## Textausschnitt
════════

Was wie eine alternative Szene aus dem Pferdeflüsterer oder eine Ausgabe der Wendy für große Mädchen wirken mag, ist tatsächlich ein Foto auf einem Instagram-Account. Der so zärtliche Mann heißt Tibor Pusch und bezeichnet sich selbst als "slowakischer Wikinger" und Naturliebhaber. Ach ja, außerdem töpfert er. Er könnte aber ebenso gut in einer dieser skandinavischen Viking-Metal-Bands einen axtförmigen Bass schwingen oder der Harfe ein paar warme Töne entlocken. Etwas deplatziert in dieser sanften Ich-Erzählung wirkt sein speerförmiges Piercing, das ihm unterhalb der Lippe aus dem Gesicht ragt, locker vier Zentimeter ist es lang. Der Stachel im Gesicht, soviel lehrt uns wohl die Psychoanalyse, ist phallisches Symbol und Abwehrmaßnahme zugleich. Keine Frau kann diesen Mann bestürmen oder küssen, obwohl sein üppiges Gesichts- und Kopfhaar sie dazu verführen mag, ihre Finger in seinem Haar zu vergraben.
Die Bilder auf seinem Account senden also eine seltsam hybride Botschaft: Dieser Wikingertyp wirkt, als wolle er jeden Moment auf ein Langschiff springen und – sagen wir – den amerikanischen Kontinent erobern. Dort angekommen, würde er allerdings nur die lokalen Rinder streicheln. Oder eben Welpen. Das ist auf Fotos nicht nur ungeheuer ästhetisch und instagramkompatibel. Es generiert auch Zehntausende Likes und Emojis, denen Herzen aus den Augen springen.
Die Mischung aus Härte und Zartheit, vermeintlicher Natürlichkeit und Naturverbundenheit ist nicht nur das haarige Gegenbild zur eher homoerotischen Ikonografie des Tankwart-Erotikkalenders, dessen Hauptzielgruppe vermutlich nicht Frauen sind. Diese Instagram-Bilder richten sich, so wirken sie jedenfalls, an wahlweise pubertierende Mädchen oder an Hausfrauen um die Fünfzig, die sich beim Blick auf ihren vielleicht bierbäuchigen Partner fragen, ob es nicht doch noch mehr geben könnte da draußen. Vielleicht so einen Wikingertypen, der einen im häuslichen Hof überfällt und dann – aber ach, ich schweife ab!

════════

## Daten zur Aufgabe
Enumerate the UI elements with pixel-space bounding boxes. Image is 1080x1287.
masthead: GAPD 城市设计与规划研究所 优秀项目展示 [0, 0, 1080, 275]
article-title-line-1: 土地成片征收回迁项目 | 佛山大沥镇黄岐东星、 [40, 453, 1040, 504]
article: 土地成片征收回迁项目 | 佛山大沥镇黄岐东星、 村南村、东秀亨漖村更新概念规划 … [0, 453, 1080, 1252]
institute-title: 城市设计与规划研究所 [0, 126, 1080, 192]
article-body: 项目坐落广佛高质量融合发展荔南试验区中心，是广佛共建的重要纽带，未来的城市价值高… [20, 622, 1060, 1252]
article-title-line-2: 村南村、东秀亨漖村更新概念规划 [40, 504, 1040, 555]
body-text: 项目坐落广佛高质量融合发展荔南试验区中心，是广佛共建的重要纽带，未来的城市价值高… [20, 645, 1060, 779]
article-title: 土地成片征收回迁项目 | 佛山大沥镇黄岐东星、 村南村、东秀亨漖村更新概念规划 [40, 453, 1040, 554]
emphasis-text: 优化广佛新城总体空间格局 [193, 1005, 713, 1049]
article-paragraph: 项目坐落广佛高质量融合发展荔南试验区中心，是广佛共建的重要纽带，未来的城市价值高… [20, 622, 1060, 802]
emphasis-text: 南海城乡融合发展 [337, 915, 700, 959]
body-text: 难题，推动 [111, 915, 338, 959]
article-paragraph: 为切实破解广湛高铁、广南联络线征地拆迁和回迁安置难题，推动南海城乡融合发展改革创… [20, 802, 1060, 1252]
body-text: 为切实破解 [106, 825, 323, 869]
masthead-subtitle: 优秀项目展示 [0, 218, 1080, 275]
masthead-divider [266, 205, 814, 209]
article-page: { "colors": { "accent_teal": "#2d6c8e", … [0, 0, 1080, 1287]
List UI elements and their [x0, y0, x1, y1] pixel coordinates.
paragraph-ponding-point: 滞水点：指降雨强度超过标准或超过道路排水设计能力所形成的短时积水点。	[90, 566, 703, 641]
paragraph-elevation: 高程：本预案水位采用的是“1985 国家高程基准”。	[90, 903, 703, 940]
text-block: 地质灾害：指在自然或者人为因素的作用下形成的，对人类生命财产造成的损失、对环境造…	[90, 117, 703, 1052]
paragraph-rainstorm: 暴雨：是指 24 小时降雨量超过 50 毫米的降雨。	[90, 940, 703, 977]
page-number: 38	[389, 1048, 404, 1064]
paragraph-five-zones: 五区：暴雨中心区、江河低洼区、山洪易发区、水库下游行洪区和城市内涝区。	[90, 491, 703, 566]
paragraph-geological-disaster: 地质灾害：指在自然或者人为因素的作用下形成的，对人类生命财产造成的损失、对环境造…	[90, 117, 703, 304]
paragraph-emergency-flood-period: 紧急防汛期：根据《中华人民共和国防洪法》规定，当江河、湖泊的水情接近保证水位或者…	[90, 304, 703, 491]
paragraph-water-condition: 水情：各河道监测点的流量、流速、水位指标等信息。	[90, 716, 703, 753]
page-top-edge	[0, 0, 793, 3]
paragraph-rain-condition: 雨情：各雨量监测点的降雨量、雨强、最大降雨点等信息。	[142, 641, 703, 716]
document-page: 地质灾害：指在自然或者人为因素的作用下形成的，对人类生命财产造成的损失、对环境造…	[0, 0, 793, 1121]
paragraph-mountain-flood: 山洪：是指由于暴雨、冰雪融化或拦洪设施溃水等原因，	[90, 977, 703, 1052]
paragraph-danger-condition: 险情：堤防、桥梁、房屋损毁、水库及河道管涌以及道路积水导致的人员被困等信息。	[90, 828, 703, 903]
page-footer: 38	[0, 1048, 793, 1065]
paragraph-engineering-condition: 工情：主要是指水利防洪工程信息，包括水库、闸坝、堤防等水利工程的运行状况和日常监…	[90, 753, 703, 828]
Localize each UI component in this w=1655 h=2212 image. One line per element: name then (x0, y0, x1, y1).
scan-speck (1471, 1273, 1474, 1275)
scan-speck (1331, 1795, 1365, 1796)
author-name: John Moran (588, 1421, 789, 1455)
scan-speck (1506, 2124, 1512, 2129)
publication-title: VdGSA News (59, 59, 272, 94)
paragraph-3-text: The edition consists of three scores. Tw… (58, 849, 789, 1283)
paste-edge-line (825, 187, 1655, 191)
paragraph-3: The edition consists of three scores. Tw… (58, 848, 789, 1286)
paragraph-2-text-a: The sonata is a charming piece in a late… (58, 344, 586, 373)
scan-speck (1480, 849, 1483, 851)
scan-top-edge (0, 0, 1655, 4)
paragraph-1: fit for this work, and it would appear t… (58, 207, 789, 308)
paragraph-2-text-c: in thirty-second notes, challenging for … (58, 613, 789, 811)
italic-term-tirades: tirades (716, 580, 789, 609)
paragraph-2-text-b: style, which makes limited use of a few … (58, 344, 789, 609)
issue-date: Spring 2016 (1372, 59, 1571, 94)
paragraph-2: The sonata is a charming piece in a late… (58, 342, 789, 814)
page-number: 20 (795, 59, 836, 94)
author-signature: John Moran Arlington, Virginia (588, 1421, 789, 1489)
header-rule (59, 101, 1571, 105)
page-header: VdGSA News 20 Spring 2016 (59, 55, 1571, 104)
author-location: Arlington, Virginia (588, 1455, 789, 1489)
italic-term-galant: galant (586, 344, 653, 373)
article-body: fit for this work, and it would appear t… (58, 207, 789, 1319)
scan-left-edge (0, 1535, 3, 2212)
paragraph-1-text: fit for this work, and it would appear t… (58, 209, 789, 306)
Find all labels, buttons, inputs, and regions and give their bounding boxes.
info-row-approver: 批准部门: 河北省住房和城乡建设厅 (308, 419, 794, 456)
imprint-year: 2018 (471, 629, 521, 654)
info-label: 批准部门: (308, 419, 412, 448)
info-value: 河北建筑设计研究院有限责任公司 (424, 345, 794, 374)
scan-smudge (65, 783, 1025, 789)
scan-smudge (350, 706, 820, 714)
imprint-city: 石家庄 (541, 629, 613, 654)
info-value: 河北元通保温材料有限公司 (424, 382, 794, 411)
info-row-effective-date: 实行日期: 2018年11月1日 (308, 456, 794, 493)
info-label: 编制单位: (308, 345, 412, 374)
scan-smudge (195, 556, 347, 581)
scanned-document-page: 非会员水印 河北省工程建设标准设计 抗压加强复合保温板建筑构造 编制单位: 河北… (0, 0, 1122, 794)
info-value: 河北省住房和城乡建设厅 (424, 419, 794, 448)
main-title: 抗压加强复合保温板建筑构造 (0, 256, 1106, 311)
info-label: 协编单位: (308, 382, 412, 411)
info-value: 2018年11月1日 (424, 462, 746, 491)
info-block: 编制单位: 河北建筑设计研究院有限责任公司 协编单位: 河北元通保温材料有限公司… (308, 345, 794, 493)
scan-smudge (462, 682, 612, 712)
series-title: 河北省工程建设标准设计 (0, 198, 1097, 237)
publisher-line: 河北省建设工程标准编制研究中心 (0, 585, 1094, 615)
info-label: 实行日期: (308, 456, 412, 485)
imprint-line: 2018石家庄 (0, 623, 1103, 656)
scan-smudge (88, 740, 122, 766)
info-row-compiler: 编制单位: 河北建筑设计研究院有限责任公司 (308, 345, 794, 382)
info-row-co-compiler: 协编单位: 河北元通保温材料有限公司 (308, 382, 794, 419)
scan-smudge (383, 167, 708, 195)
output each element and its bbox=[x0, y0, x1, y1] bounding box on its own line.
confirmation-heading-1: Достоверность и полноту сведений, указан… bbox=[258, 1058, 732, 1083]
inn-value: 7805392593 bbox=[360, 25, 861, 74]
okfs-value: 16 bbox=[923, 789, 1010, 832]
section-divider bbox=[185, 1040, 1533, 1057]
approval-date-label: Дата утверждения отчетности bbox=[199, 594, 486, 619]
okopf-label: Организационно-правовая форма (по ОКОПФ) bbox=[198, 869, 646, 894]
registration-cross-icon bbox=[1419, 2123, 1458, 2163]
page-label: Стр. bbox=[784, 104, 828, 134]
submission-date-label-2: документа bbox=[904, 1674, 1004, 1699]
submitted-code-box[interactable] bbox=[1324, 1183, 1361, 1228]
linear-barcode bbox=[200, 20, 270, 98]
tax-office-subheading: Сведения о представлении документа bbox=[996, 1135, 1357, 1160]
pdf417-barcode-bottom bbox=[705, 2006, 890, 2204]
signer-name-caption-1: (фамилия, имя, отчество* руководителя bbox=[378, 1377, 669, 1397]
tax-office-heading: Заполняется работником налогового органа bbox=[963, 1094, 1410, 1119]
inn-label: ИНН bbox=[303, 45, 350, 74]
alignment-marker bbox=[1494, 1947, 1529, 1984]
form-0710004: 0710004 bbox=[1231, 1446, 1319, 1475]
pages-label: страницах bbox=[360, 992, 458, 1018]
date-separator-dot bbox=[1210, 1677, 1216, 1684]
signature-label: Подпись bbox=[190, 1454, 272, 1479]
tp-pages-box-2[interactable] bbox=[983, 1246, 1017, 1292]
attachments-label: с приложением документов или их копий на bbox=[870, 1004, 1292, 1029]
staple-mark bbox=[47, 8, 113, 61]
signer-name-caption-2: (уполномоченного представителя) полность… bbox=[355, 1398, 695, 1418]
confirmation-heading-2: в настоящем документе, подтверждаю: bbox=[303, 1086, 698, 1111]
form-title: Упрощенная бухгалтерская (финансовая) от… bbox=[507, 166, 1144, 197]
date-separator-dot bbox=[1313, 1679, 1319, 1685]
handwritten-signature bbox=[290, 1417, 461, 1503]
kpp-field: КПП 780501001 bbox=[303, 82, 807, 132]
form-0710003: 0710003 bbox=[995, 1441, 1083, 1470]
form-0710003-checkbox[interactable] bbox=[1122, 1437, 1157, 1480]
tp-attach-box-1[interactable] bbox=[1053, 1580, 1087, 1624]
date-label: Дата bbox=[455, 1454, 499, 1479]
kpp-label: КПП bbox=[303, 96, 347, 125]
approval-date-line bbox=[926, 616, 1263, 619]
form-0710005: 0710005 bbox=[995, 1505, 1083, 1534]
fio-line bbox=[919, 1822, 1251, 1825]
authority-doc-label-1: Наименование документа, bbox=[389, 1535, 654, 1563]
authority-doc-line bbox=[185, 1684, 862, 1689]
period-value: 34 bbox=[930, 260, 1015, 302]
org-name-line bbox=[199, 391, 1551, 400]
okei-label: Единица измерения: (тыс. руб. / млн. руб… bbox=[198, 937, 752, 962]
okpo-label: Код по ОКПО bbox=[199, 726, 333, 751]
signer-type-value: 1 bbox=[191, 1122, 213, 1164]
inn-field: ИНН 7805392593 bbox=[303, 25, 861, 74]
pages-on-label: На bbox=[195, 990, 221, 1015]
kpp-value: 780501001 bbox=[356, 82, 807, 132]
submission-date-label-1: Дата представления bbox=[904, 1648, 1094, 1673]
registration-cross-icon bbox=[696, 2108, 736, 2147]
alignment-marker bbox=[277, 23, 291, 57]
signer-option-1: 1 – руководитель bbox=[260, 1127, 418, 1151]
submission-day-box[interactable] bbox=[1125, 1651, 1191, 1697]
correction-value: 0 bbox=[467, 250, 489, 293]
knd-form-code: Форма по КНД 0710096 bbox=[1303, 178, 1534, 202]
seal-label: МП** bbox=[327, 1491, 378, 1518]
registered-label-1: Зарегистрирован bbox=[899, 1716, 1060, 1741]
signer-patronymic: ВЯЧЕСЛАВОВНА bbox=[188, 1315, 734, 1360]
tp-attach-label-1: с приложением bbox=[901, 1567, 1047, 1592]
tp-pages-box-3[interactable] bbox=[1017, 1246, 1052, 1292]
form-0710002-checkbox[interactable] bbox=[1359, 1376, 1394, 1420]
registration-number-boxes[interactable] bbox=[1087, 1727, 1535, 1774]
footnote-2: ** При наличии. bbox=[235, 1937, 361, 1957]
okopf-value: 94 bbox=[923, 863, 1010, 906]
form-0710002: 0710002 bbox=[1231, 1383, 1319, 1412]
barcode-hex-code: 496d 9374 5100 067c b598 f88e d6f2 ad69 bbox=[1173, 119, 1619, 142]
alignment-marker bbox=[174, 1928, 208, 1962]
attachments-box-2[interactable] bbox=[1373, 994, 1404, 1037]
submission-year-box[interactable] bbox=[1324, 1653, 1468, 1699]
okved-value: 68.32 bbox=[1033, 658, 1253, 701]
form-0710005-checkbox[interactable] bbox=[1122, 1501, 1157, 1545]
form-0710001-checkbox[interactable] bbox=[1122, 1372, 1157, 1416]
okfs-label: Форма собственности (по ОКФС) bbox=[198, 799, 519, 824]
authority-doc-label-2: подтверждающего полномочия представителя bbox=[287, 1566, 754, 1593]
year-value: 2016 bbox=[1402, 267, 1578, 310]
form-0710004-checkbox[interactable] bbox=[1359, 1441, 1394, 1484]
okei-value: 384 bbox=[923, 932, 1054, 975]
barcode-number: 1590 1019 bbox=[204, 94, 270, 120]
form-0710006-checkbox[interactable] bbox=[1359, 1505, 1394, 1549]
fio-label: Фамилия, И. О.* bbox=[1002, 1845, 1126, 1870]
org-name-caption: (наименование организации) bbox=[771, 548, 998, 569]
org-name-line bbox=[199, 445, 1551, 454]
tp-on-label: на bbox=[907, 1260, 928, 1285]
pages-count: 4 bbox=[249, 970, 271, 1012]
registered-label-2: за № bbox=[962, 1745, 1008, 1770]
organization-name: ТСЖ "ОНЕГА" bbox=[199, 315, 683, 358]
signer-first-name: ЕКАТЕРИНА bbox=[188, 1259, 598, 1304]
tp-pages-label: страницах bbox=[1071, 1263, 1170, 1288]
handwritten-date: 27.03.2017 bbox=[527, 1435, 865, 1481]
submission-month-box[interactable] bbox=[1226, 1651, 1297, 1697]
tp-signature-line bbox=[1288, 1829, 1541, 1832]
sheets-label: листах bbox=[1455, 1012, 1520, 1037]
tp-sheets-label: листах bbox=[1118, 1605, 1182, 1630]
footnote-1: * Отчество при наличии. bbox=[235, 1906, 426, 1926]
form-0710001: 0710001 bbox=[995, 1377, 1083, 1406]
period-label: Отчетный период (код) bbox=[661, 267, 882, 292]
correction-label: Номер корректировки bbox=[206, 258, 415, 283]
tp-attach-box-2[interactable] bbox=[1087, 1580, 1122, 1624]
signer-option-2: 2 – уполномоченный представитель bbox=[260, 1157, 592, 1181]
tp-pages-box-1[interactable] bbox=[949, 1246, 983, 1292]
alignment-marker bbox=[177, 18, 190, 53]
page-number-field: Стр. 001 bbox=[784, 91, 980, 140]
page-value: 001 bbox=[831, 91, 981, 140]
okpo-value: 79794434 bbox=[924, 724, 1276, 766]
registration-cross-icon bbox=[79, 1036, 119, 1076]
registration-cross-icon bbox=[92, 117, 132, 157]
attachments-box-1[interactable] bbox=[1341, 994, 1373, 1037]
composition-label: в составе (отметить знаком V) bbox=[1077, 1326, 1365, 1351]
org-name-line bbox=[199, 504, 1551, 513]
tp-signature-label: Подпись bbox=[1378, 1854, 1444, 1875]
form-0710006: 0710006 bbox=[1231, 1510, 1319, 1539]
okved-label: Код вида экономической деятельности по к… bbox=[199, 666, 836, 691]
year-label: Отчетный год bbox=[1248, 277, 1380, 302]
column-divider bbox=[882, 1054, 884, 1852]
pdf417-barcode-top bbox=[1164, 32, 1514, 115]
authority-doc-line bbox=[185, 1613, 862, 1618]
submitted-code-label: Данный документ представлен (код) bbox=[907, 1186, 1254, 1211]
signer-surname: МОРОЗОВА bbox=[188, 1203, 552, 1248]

════════

## Anforderungen der Übung
a: Bitte übersetze den Satz „Dort angekommen, würde er allerdings nur die lokalen Rinder streicheln.“ aus dem Textausschnitt ins Englische.
b: Schreibe die Einträge vom Beginn der Einträge bis einschließlich der Zeile mit "emphasis-text: 南海城乡融合发展 [337, 915, 700, 959]" in eine JSON-Liste von Zeichenketten um, mit einem String pro Zeile und ohne Leerzeilen.

## Lösungen
a: Once there, however, he would only pet the local cattle.

b:
[
  "Enumerate the UI elements with pixel-space bounding boxes. Image is 1080x1287.",
  "masthead: GAPD 城市设计与规划研究所 优秀项目展示 [0, 0, 1080, 275]",
  "article-title-line-1: 土地成片征收回迁项目 | 佛山大沥镇黄岐东星、 [40, 453, 1040, 504]",
  "article: 土地成片征收回迁项目 | 佛山大沥镇黄岐东星、 村南村、东秀亨漖村更新概念规划 … [0, 453, 1080, 1252]",
  "institute-title: 城市设计与规划研究所 [0, 126, 1080, 192]",
  "article-body: 项目坐落广佛高质量融合发展荔南试验区中心，是广佛共建的重要纽带，未来的城市价值高… [20, 622, 1060, 1252]",
  "article-title-line-2: 村南村、东秀亨漖村更新概念规划 [40, 504, 1040, 555]",
  "body-text: 项目坐落广佛高质量融合发展荔南试验区中心，是广佛共建的重要纽带，未来的城市价值高… [20, 645, 1060, 779]",
  "article-title: 土地成片征收回迁项目 | 佛山大沥镇黄岐东星、 村南村、东秀亨漖村更新概念规划 [40, 453, 1040, 554]",
  "emphasis-text: 优化广佛新城总体空间格局 [193, 1005, 713, 1049]",
  "article-paragraph: 项目坐落广佛高质量融合发展荔南试验区中心，是广佛共建的重要纽带，未来的城市价值高… [20, 622, 1060, 802]",
  "emphasis-text: 南海城乡融合发展 [337, 915, 700, 959]"
]